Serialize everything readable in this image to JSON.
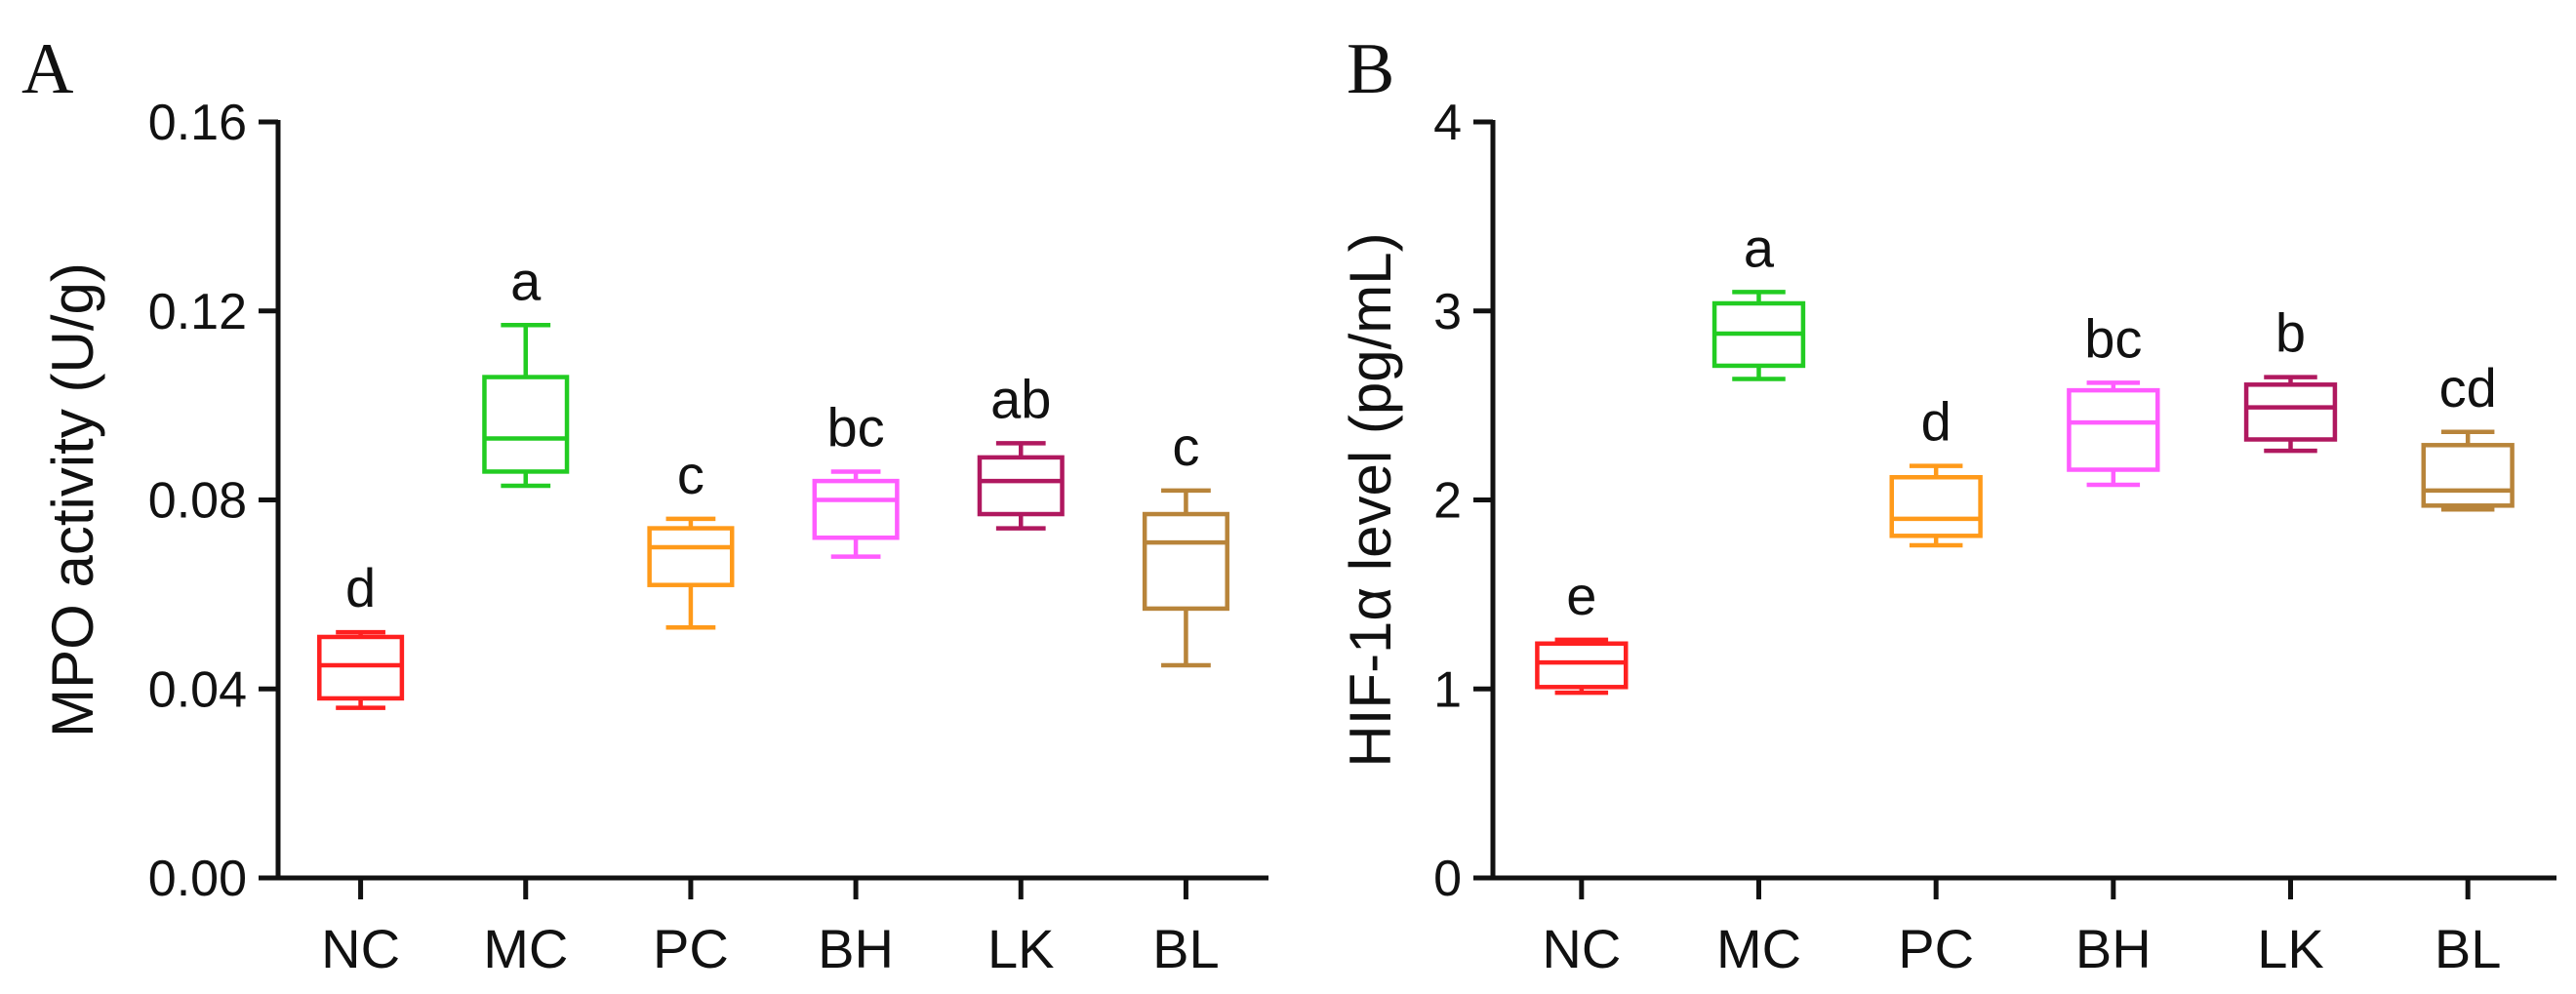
{
  "chart_data": [
    {
      "type": "box",
      "panel": "A",
      "ylabel": "MPO activity (U/g)",
      "xlabel": "",
      "ylim": [
        0,
        0.16
      ],
      "yticks": [
        0.0,
        0.04,
        0.08,
        0.12,
        0.16
      ],
      "ytick_labels": [
        "0.00",
        "0.04",
        "0.08",
        "0.12",
        "0.16"
      ],
      "categories": [
        "NC",
        "MC",
        "PC",
        "BH",
        "LK",
        "BL"
      ],
      "boxes": [
        {
          "group": "NC",
          "min": 0.036,
          "q1": 0.038,
          "median": 0.045,
          "q3": 0.051,
          "max": 0.052,
          "letter": "d",
          "color": "#ff2020"
        },
        {
          "group": "MC",
          "min": 0.083,
          "q1": 0.086,
          "median": 0.093,
          "q3": 0.106,
          "max": 0.117,
          "letter": "a",
          "color": "#22cc22"
        },
        {
          "group": "PC",
          "min": 0.053,
          "q1": 0.062,
          "median": 0.07,
          "q3": 0.074,
          "max": 0.076,
          "letter": "c",
          "color": "#ff9a1a"
        },
        {
          "group": "BH",
          "min": 0.068,
          "q1": 0.072,
          "median": 0.08,
          "q3": 0.084,
          "max": 0.086,
          "letter": "bc",
          "color": "#ff5cff"
        },
        {
          "group": "LK",
          "min": 0.074,
          "q1": 0.077,
          "median": 0.084,
          "q3": 0.089,
          "max": 0.092,
          "letter": "ab",
          "color": "#b0185f"
        },
        {
          "group": "BL",
          "min": 0.045,
          "q1": 0.057,
          "median": 0.071,
          "q3": 0.077,
          "max": 0.082,
          "letter": "c",
          "color": "#b8843a"
        }
      ]
    },
    {
      "type": "box",
      "panel": "B",
      "ylabel": "HIF-1α level (pg/mL)",
      "xlabel": "",
      "ylim": [
        0,
        4
      ],
      "yticks": [
        0,
        1,
        2,
        3,
        4
      ],
      "ytick_labels": [
        "0",
        "1",
        "2",
        "3",
        "4"
      ],
      "categories": [
        "NC",
        "MC",
        "PC",
        "BH",
        "LK",
        "BL"
      ],
      "boxes": [
        {
          "group": "NC",
          "min": 0.98,
          "q1": 1.01,
          "median": 1.14,
          "q3": 1.24,
          "max": 1.26,
          "letter": "e",
          "color": "#ff2020"
        },
        {
          "group": "MC",
          "min": 2.64,
          "q1": 2.71,
          "median": 2.88,
          "q3": 3.04,
          "max": 3.1,
          "letter": "a",
          "color": "#22cc22"
        },
        {
          "group": "PC",
          "min": 1.76,
          "q1": 1.81,
          "median": 1.9,
          "q3": 2.12,
          "max": 2.18,
          "letter": "d",
          "color": "#ff9a1a"
        },
        {
          "group": "BH",
          "min": 2.08,
          "q1": 2.16,
          "median": 2.41,
          "q3": 2.58,
          "max": 2.62,
          "letter": "bc",
          "color": "#ff5cff"
        },
        {
          "group": "LK",
          "min": 2.26,
          "q1": 2.32,
          "median": 2.49,
          "q3": 2.61,
          "max": 2.65,
          "letter": "b",
          "color": "#b0185f"
        },
        {
          "group": "BL",
          "min": 1.95,
          "q1": 1.97,
          "median": 2.05,
          "q3": 2.29,
          "max": 2.36,
          "letter": "cd",
          "color": "#b8843a"
        }
      ]
    }
  ]
}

**What is asked**
Copy out the records above in full, exactly as written, but not the pictures.

**Correct result**
Serialize everything readable in this image to JSON.
{
  "chart_data": [
    {
      "type": "box",
      "panel": "A",
      "ylabel": "MPO activity (U/g)",
      "xlabel": "",
      "ylim": [
        0,
        0.16
      ],
      "yticks": [
        0.0,
        0.04,
        0.08,
        0.12,
        0.16
      ],
      "ytick_labels": [
        "0.00",
        "0.04",
        "0.08",
        "0.12",
        "0.16"
      ],
      "categories": [
        "NC",
        "MC",
        "PC",
        "BH",
        "LK",
        "BL"
      ],
      "boxes": [
        {
          "group": "NC",
          "min": 0.036,
          "q1": 0.038,
          "median": 0.045,
          "q3": 0.051,
          "max": 0.052,
          "letter": "d",
          "color": "#ff2020"
        },
        {
          "group": "MC",
          "min": 0.083,
          "q1": 0.086,
          "median": 0.093,
          "q3": 0.106,
          "max": 0.117,
          "letter": "a",
          "color": "#22cc22"
        },
        {
          "group": "PC",
          "min": 0.053,
          "q1": 0.062,
          "median": 0.07,
          "q3": 0.074,
          "max": 0.076,
          "letter": "c",
          "color": "#ff9a1a"
        },
        {
          "group": "BH",
          "min": 0.068,
          "q1": 0.072,
          "median": 0.08,
          "q3": 0.084,
          "max": 0.086,
          "letter": "bc",
          "color": "#ff5cff"
        },
        {
          "group": "LK",
          "min": 0.074,
          "q1": 0.077,
          "median": 0.084,
          "q3": 0.089,
          "max": 0.092,
          "letter": "ab",
          "color": "#b0185f"
        },
        {
          "group": "BL",
          "min": 0.045,
          "q1": 0.057,
          "median": 0.071,
          "q3": 0.077,
          "max": 0.082,
          "letter": "c",
          "color": "#b8843a"
        }
      ]
    },
    {
      "type": "box",
      "panel": "B",
      "ylabel": "HIF-1α level (pg/mL)",
      "xlabel": "",
      "ylim": [
        0,
        4
      ],
      "yticks": [
        0,
        1,
        2,
        3,
        4
      ],
      "ytick_labels": [
        "0",
        "1",
        "2",
        "3",
        "4"
      ],
      "categories": [
        "NC",
        "MC",
        "PC",
        "BH",
        "LK",
        "BL"
      ],
      "boxes": [
        {
          "group": "NC",
          "min": 0.98,
          "q1": 1.01,
          "median": 1.14,
          "q3": 1.24,
          "max": 1.26,
          "letter": "e",
          "color": "#ff2020"
        },
        {
          "group": "MC",
          "min": 2.64,
          "q1": 2.71,
          "median": 2.88,
          "q3": 3.04,
          "max": 3.1,
          "letter": "a",
          "color": "#22cc22"
        },
        {
          "group": "PC",
          "min": 1.76,
          "q1": 1.81,
          "median": 1.9,
          "q3": 2.12,
          "max": 2.18,
          "letter": "d",
          "color": "#ff9a1a"
        },
        {
          "group": "BH",
          "min": 2.08,
          "q1": 2.16,
          "median": 2.41,
          "q3": 2.58,
          "max": 2.62,
          "letter": "bc",
          "color": "#ff5cff"
        },
        {
          "group": "LK",
          "min": 2.26,
          "q1": 2.32,
          "median": 2.49,
          "q3": 2.61,
          "max": 2.65,
          "letter": "b",
          "color": "#b0185f"
        },
        {
          "group": "BL",
          "min": 1.95,
          "q1": 1.97,
          "median": 2.05,
          "q3": 2.29,
          "max": 2.36,
          "letter": "cd",
          "color": "#b8843a"
        }
      ]
    }
  ]
}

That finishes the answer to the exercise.